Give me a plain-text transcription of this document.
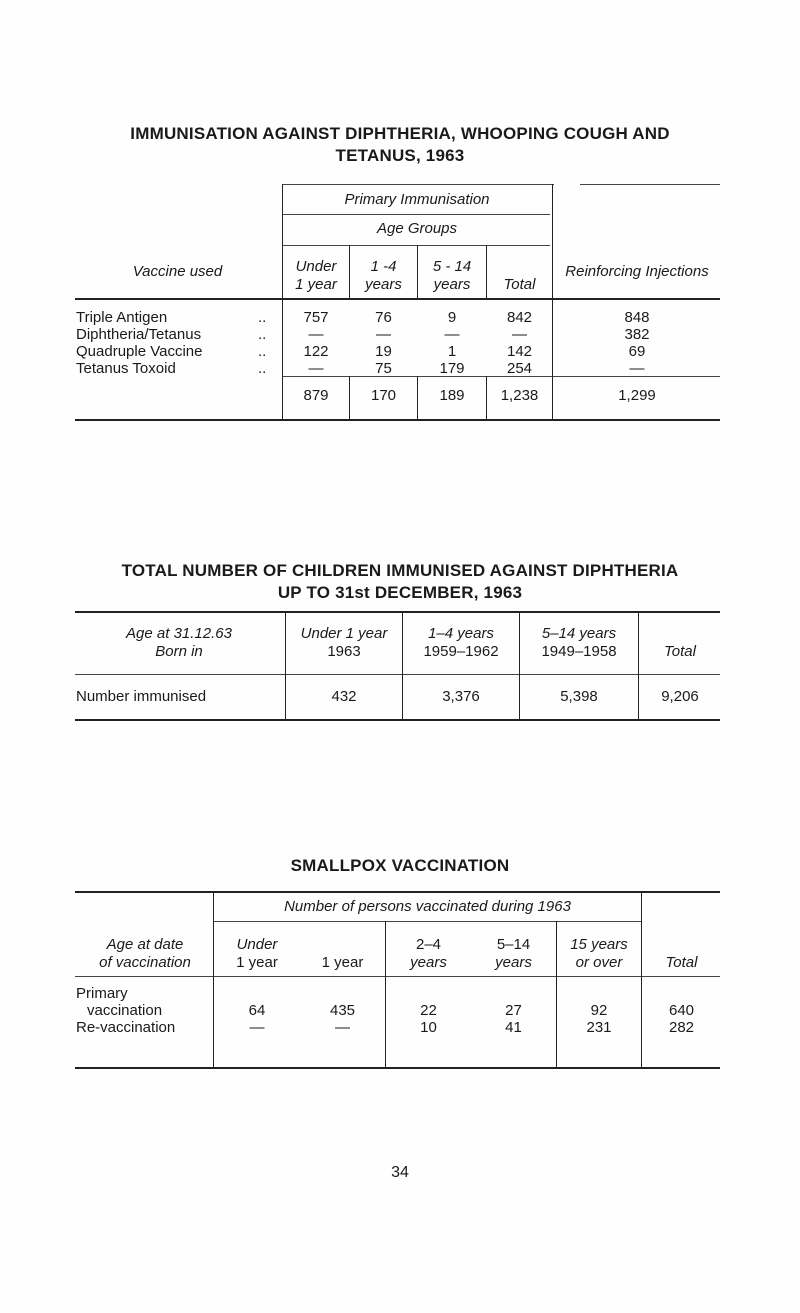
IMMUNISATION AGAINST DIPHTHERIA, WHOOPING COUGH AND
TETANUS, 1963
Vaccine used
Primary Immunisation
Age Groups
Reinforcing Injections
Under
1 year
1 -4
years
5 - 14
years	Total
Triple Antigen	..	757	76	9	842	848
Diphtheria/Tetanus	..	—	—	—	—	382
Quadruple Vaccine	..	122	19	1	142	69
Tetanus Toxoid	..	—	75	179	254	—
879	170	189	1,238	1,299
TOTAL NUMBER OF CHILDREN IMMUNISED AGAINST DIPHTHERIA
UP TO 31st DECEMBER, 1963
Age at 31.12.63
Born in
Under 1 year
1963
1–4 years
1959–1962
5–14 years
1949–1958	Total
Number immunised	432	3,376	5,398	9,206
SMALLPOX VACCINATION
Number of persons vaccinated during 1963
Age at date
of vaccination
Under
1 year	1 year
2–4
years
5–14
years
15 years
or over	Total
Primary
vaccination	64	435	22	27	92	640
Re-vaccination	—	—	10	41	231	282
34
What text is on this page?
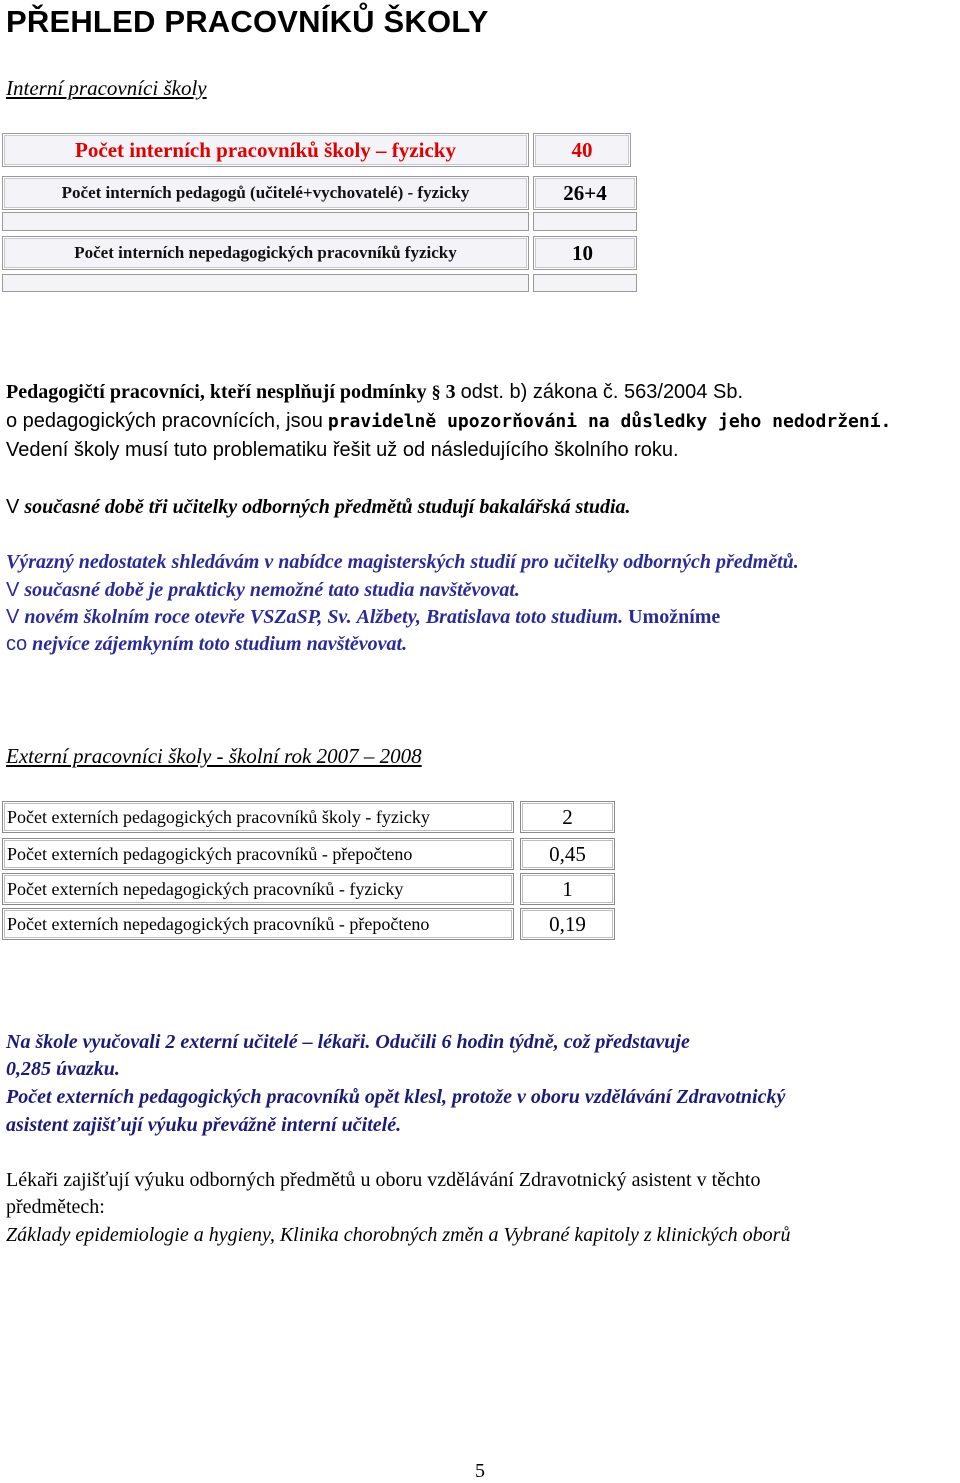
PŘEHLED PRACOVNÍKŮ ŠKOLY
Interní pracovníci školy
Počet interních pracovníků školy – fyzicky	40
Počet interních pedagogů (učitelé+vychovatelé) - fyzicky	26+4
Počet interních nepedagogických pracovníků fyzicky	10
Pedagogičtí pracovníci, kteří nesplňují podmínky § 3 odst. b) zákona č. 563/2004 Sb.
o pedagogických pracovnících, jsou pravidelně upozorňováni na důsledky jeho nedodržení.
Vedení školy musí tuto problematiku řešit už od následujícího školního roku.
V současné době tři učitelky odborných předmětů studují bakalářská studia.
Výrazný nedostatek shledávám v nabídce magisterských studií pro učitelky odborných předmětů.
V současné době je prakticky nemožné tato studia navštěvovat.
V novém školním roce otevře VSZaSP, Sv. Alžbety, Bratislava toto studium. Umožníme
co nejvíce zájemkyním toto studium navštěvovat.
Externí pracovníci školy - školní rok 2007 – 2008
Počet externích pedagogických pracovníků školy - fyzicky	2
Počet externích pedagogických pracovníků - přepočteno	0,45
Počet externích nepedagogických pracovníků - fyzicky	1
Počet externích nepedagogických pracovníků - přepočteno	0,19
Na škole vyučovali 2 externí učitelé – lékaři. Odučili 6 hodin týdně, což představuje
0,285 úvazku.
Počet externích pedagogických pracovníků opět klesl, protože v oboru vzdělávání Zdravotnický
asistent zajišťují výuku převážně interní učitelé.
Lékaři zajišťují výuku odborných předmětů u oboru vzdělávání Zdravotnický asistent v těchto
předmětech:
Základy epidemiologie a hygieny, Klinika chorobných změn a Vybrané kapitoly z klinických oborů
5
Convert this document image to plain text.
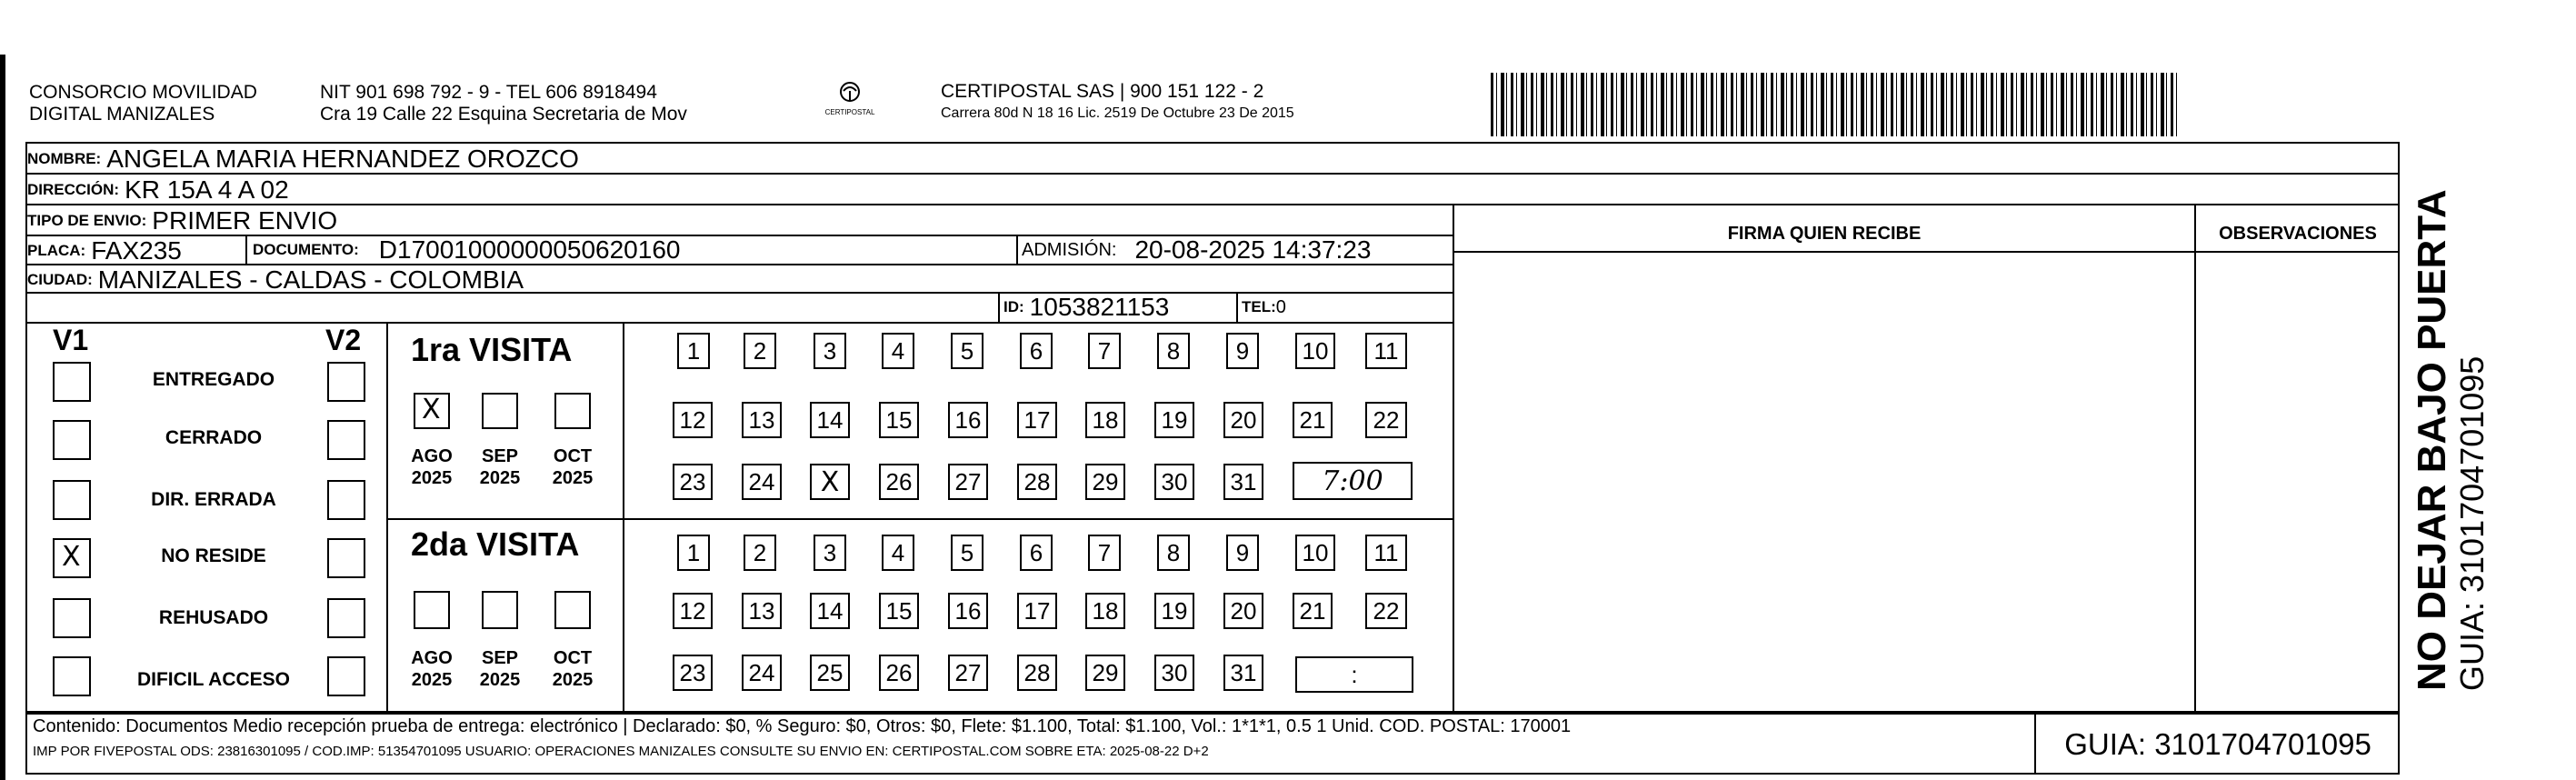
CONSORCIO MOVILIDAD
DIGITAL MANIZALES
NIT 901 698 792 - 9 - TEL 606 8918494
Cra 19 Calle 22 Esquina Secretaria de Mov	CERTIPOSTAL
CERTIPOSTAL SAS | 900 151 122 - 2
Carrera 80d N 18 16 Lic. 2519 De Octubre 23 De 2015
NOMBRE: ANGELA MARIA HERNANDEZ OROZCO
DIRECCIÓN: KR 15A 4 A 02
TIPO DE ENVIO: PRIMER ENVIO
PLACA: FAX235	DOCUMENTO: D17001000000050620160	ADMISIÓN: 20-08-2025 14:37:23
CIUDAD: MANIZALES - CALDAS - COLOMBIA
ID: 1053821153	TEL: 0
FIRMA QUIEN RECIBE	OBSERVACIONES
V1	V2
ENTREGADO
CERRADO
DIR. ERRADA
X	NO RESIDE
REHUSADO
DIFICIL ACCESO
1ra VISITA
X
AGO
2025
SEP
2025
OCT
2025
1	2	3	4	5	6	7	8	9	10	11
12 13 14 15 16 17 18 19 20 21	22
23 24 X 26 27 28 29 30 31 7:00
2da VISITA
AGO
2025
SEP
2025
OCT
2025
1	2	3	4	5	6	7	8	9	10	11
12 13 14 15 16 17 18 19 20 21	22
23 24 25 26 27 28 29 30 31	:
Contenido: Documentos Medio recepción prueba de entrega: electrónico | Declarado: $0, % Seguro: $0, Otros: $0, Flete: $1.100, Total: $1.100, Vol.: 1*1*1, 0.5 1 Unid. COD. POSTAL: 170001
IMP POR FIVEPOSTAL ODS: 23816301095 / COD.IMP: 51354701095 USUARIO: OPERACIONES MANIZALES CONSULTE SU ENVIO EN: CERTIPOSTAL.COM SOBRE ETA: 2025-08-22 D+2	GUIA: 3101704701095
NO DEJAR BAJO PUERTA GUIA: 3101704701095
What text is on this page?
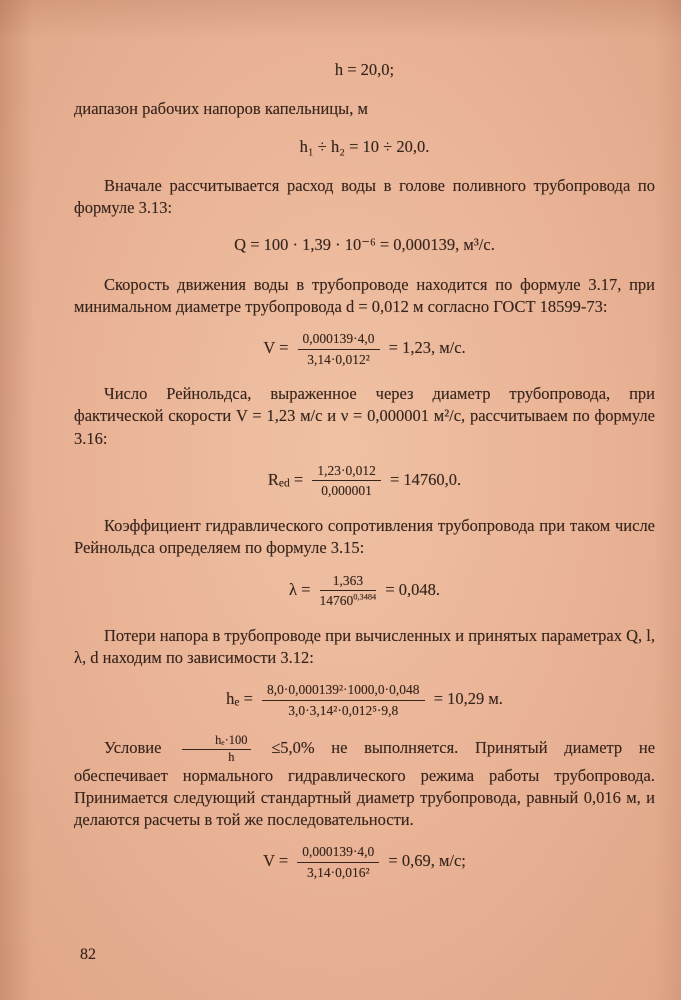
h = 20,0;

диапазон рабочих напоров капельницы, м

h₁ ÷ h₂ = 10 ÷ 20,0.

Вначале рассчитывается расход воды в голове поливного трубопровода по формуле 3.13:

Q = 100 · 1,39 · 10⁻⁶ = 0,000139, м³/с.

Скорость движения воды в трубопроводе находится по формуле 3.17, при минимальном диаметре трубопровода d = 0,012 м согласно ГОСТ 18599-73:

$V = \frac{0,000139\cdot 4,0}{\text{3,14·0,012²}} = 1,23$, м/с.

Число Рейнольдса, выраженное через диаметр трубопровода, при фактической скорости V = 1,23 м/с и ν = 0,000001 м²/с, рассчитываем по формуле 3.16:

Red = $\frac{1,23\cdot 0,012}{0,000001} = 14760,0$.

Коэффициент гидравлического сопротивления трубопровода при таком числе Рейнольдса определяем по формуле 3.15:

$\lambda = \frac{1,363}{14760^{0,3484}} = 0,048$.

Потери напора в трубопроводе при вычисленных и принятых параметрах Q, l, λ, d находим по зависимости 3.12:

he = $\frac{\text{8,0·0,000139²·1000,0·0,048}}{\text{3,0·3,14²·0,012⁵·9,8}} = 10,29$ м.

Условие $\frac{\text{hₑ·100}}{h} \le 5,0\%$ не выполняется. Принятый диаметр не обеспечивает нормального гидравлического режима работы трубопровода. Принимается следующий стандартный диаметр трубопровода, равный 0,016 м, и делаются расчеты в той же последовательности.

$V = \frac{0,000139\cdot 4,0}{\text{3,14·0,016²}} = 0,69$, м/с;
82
++++++++++++++++++++
[WORK TO COMPLETE]
State only the count of lines above that hold the string "oboru".

[SOLVED EXERCISE]
2